• _Job_
Quote every line as written. Omit pictures.

• _Data to process_
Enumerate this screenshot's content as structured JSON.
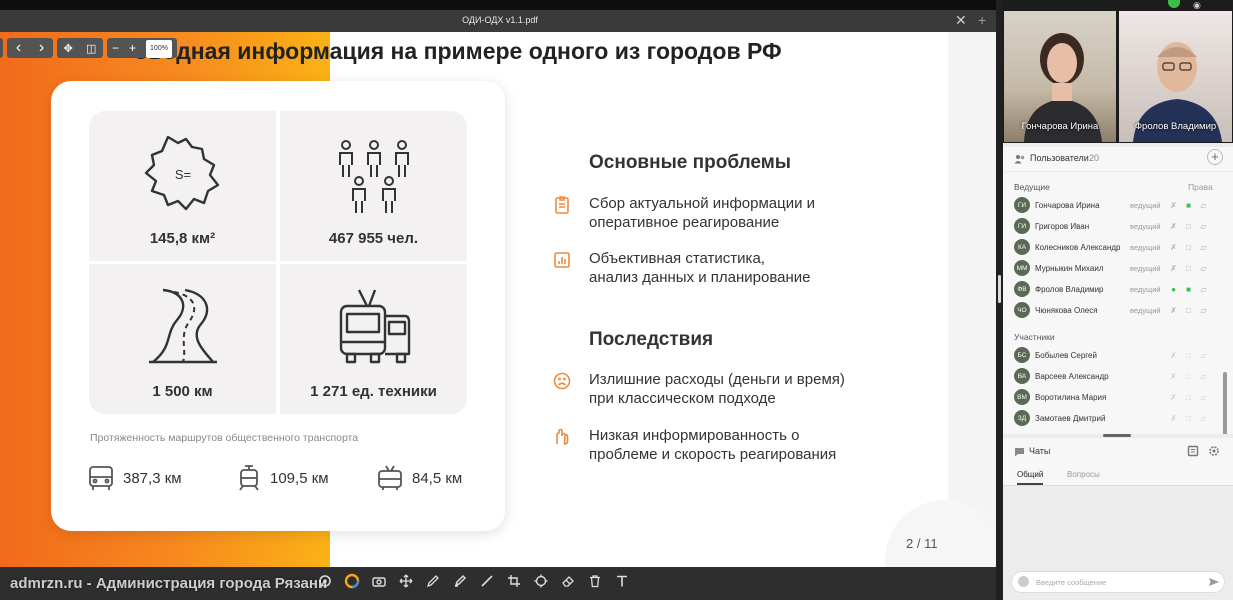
{
  "window": {
    "tab_title": "ОДИ-ОДХ v1.1.pdf",
    "close": "✕",
    "add": "+"
  },
  "viewer": {
    "zoom": "100%",
    "prev": "‹",
    "next": "›",
    "minus": "−",
    "plus": "+"
  },
  "slide": {
    "title": "Сводная информация на примере одного из городов РФ",
    "stats": [
      {
        "icon": "region-map-icon",
        "label": "145,8 км²",
        "icon_text": "S="
      },
      {
        "icon": "people-icon",
        "label": "467 955 чел."
      },
      {
        "icon": "road-icon",
        "label": "1 500 км"
      },
      {
        "icon": "trolleybus-icon",
        "label": "1 271 ед. техники"
      }
    ],
    "routes_caption": "Протяженность маршрутов общественного транспорта",
    "routes": [
      {
        "icon": "bus-icon",
        "value": "387,3 км"
      },
      {
        "icon": "tram-icon",
        "value": "109,5 км"
      },
      {
        "icon": "trolleybus-small-icon",
        "value": "84,5 км"
      }
    ],
    "problems_heading": "Основные проблемы",
    "problems": [
      {
        "icon": "clipboard-icon",
        "line1": "Сбор актуальной информации и",
        "line2": "оперативное реагирование"
      },
      {
        "icon": "chart-icon",
        "line1": "Объективная статистика,",
        "line2": "анализ данных и планирование"
      }
    ],
    "consequences_heading": "Последствия",
    "consequences": [
      {
        "icon": "sad-face-icon",
        "line1": "Излишние расходы (деньги и время)",
        "line2": "при классическом подходе"
      },
      {
        "icon": "hand-icon",
        "line1": "Низкая информированность о",
        "line2": "проблеме и скорость реагирования"
      }
    ],
    "page": "2 / 11"
  },
  "watermark": "admrzn.ru - Администрация города Рязани",
  "videos": [
    {
      "name": "Гончарова Ирина"
    },
    {
      "name": "Фролов Владимир"
    }
  ],
  "users": {
    "title": "Пользователи",
    "count": "20",
    "hosts_label": "Ведущие",
    "rights_label": "Права",
    "hosts": [
      {
        "initials": "ГИ",
        "name": "Гончарова Ирина",
        "role": "ведущий"
      },
      {
        "initials": "ГИ",
        "name": "Григоров Иван",
        "role": "ведущий"
      },
      {
        "initials": "КА",
        "name": "Колесников Александр",
        "role": "ведущий"
      },
      {
        "initials": "ММ",
        "name": "Мурныкин Михаил",
        "role": "ведущий"
      },
      {
        "initials": "ФВ",
        "name": "Фролов Владимир",
        "role": "ведущий"
      },
      {
        "initials": "ЧО",
        "name": "Чюнякова Олеся",
        "role": "ведущий"
      }
    ],
    "participants_label": "Участники",
    "participants": [
      {
        "initials": "БС",
        "name": "Бобылев Сергей"
      },
      {
        "initials": "ВА",
        "name": "Варсеев Александр"
      },
      {
        "initials": "ВМ",
        "name": "Воротилина Мария"
      },
      {
        "initials": "ЗД",
        "name": "Замотаев Дмитрий"
      }
    ]
  },
  "chat": {
    "title": "Чаты",
    "tab_general": "Общий",
    "tab_questions": "Вопросы",
    "placeholder": "Введите сообщение"
  },
  "colors": {
    "accent": "#f26a1b",
    "accent2": "#fbb216",
    "green": "#3cbf4a"
  }
}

• _Output_
Enumerate this screenshot's content as structured JSON.
{
  "window": {
    "tab_title": "ОДИ-ОДХ v1.1.pdf",
    "close": "✕",
    "add": "+"
  },
  "viewer": {
    "zoom": "100%",
    "prev": "‹",
    "next": "›",
    "minus": "−",
    "plus": "+"
  },
  "slide": {
    "title": "Сводная информация на примере одного из городов РФ",
    "stats": [
      {
        "icon": "region-map-icon",
        "label": "145,8 км²",
        "icon_text": "S="
      },
      {
        "icon": "people-icon",
        "label": "467 955 чел."
      },
      {
        "icon": "road-icon",
        "label": "1 500 км"
      },
      {
        "icon": "trolleybus-icon",
        "label": "1 271 ед. техники"
      }
    ],
    "routes_caption": "Протяженность маршрутов общественного транспорта",
    "routes": [
      {
        "icon": "bus-icon",
        "value": "387,3 км"
      },
      {
        "icon": "tram-icon",
        "value": "109,5 км"
      },
      {
        "icon": "trolleybus-small-icon",
        "value": "84,5 км"
      }
    ],
    "problems_heading": "Основные проблемы",
    "problems": [
      {
        "icon": "clipboard-icon",
        "line1": "Сбор актуальной информации и",
        "line2": "оперативное реагирование"
      },
      {
        "icon": "chart-icon",
        "line1": "Объективная статистика,",
        "line2": "анализ данных и планирование"
      }
    ],
    "consequences_heading": "Последствия",
    "consequences": [
      {
        "icon": "sad-face-icon",
        "line1": "Излишние расходы (деньги и время)",
        "line2": "при классическом подходе"
      },
      {
        "icon": "hand-icon",
        "line1": "Низкая информированность о",
        "line2": "проблеме и скорость реагирования"
      }
    ],
    "page": "2 / 11"
  },
  "watermark": "admrzn.ru - Администрация города Рязани",
  "videos": [
    {
      "name": "Гончарова Ирина"
    },
    {
      "name": "Фролов Владимир"
    }
  ],
  "users": {
    "title": "Пользователи",
    "count": "20",
    "hosts_label": "Ведущие",
    "rights_label": "Права",
    "hosts": [
      {
        "initials": "ГИ",
        "name": "Гончарова Ирина",
        "role": "ведущий"
      },
      {
        "initials": "ГИ",
        "name": "Григоров Иван",
        "role": "ведущий"
      },
      {
        "initials": "КА",
        "name": "Колесников Александр",
        "role": "ведущий"
      },
      {
        "initials": "ММ",
        "name": "Мурныкин Михаил",
        "role": "ведущий"
      },
      {
        "initials": "ФВ",
        "name": "Фролов Владимир",
        "role": "ведущий"
      },
      {
        "initials": "ЧО",
        "name": "Чюнякова Олеся",
        "role": "ведущий"
      }
    ],
    "participants_label": "Участники",
    "participants": [
      {
        "initials": "БС",
        "name": "Бобылев Сергей"
      },
      {
        "initials": "ВА",
        "name": "Варсеев Александр"
      },
      {
        "initials": "ВМ",
        "name": "Воротилина Мария"
      },
      {
        "initials": "ЗД",
        "name": "Замотаев Дмитрий"
      }
    ]
  },
  "chat": {
    "title": "Чаты",
    "tab_general": "Общий",
    "tab_questions": "Вопросы",
    "placeholder": "Введите сообщение"
  },
  "colors": {
    "accent": "#f26a1b",
    "accent2": "#fbb216",
    "green": "#3cbf4a"
  }
}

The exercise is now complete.